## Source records
::::

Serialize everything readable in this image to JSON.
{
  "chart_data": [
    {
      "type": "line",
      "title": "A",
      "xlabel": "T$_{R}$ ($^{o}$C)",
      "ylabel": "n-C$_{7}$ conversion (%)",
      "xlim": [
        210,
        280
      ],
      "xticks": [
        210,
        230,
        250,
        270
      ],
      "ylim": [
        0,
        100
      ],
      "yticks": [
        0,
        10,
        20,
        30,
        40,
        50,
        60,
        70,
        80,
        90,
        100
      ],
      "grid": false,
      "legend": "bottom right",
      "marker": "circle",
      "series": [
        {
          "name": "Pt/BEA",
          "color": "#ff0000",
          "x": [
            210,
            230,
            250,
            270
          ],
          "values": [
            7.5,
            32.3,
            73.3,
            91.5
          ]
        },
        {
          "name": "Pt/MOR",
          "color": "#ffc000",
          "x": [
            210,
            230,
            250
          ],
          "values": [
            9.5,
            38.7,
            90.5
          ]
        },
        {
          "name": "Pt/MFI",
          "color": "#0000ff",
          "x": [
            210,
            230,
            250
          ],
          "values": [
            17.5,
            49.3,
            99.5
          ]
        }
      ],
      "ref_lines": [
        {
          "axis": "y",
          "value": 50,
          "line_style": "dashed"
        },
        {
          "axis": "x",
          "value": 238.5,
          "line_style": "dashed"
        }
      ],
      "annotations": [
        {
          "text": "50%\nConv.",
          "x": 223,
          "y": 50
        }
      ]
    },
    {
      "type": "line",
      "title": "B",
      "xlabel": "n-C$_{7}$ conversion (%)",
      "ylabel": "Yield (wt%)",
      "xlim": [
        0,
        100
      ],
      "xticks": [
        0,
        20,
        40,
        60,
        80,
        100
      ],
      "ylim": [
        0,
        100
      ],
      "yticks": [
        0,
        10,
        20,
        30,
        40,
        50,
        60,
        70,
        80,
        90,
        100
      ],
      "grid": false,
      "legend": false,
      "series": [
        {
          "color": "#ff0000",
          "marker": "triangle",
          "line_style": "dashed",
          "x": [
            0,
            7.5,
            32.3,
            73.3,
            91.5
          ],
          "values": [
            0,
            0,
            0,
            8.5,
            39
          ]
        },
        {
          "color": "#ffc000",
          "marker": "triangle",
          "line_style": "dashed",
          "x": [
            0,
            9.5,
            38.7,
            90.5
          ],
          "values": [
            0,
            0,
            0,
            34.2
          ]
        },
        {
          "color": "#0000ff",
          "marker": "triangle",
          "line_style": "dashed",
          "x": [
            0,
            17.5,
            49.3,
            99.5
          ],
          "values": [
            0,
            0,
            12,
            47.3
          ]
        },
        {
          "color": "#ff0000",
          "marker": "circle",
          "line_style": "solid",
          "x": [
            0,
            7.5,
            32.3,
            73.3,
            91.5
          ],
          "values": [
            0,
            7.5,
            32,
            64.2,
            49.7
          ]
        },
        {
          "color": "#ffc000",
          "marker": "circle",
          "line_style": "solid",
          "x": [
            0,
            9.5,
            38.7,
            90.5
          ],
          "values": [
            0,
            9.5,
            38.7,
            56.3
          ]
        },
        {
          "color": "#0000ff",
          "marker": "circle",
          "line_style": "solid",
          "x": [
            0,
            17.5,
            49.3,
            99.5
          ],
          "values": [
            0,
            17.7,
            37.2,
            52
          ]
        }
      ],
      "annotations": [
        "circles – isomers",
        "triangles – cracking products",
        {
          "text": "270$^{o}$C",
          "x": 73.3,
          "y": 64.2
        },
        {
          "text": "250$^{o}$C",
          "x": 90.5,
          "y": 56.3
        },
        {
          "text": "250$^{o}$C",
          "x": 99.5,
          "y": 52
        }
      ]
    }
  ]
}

::::

## TASK INSTRUCTIONS
The records above should be repeated in full, exactly as given.

## COMPLETE RESPONSE
Serialize everything readable in this image to JSON.
{
  "chart_data": [
    {
      "type": "line",
      "title": "A",
      "xlabel": "T$_{R}$ ($^{o}$C)",
      "ylabel": "n-C$_{7}$ conversion (%)",
      "xlim": [
        210,
        280
      ],
      "xticks": [
        210,
        230,
        250,
        270
      ],
      "ylim": [
        0,
        100
      ],
      "yticks": [
        0,
        10,
        20,
        30,
        40,
        50,
        60,
        70,
        80,
        90,
        100
      ],
      "grid": false,
      "legend": "bottom right",
      "marker": "circle",
      "series": [
        {
          "name": "Pt/BEA",
          "color": "#ff0000",
          "x": [
            210,
            230,
            250,
            270
          ],
          "values": [
            7.5,
            32.3,
            73.3,
            91.5
          ]
        },
        {
          "name": "Pt/MOR",
          "color": "#ffc000",
          "x": [
            210,
            230,
            250
          ],
          "values": [
            9.5,
            38.7,
            90.5
          ]
        },
        {
          "name": "Pt/MFI",
          "color": "#0000ff",
          "x": [
            210,
            230,
            250
          ],
          "values": [
            17.5,
            49.3,
            99.5
          ]
        }
      ],
      "ref_lines": [
        {
          "axis": "y",
          "value": 50,
          "line_style": "dashed"
        },
        {
          "axis": "x",
          "value": 238.5,
          "line_style": "dashed"
        }
      ],
      "annotations": [
        {
          "text": "50%\nConv.",
          "x": 223,
          "y": 50
        }
      ]
    },
    {
      "type": "line",
      "title": "B",
      "xlabel": "n-C$_{7}$ conversion (%)",
      "ylabel": "Yield (wt%)",
      "xlim": [
        0,
        100
      ],
      "xticks": [
        0,
        20,
        40,
        60,
        80,
        100
      ],
      "ylim": [
        0,
        100
      ],
      "yticks": [
        0,
        10,
        20,
        30,
        40,
        50,
        60,
        70,
        80,
        90,
        100
      ],
      "grid": false,
      "legend": false,
      "series": [
        {
          "color": "#ff0000",
          "marker": "triangle",
          "line_style": "dashed",
          "x": [
            0,
            7.5,
            32.3,
            73.3,
            91.5
          ],
          "values": [
            0,
            0,
            0,
            8.5,
            39
          ]
        },
        {
          "color": "#ffc000",
          "marker": "triangle",
          "line_style": "dashed",
          "x": [
            0,
            9.5,
            38.7,
            90.5
          ],
          "values": [
            0,
            0,
            0,
            34.2
          ]
        },
        {
          "color": "#0000ff",
          "marker": "triangle",
          "line_style": "dashed",
          "x": [
            0,
            17.5,
            49.3,
            99.5
          ],
          "values": [
            0,
            0,
            12,
            47.3
          ]
        },
        {
          "color": "#ff0000",
          "marker": "circle",
          "line_style": "solid",
          "x": [
            0,
            7.5,
            32.3,
            73.3,
            91.5
          ],
          "values": [
            0,
            7.5,
            32,
            64.2,
            49.7
          ]
        },
        {
          "color": "#ffc000",
          "marker": "circle",
          "line_style": "solid",
          "x": [
            0,
            9.5,
            38.7,
            90.5
          ],
          "values": [
            0,
            9.5,
            38.7,
            56.3
          ]
        },
        {
          "color": "#0000ff",
          "marker": "circle",
          "line_style": "solid",
          "x": [
            0,
            17.5,
            49.3,
            99.5
          ],
          "values": [
            0,
            17.7,
            37.2,
            52
          ]
        }
      ],
      "annotations": [
        "circles – isomers",
        "triangles – cracking products",
        {
          "text": "270$^{o}$C",
          "x": 73.3,
          "y": 64.2
        },
        {
          "text": "250$^{o}$C",
          "x": 90.5,
          "y": 56.3
        },
        {
          "text": "250$^{o}$C",
          "x": 99.5,
          "y": 52
        }
      ]
    }
  ]
}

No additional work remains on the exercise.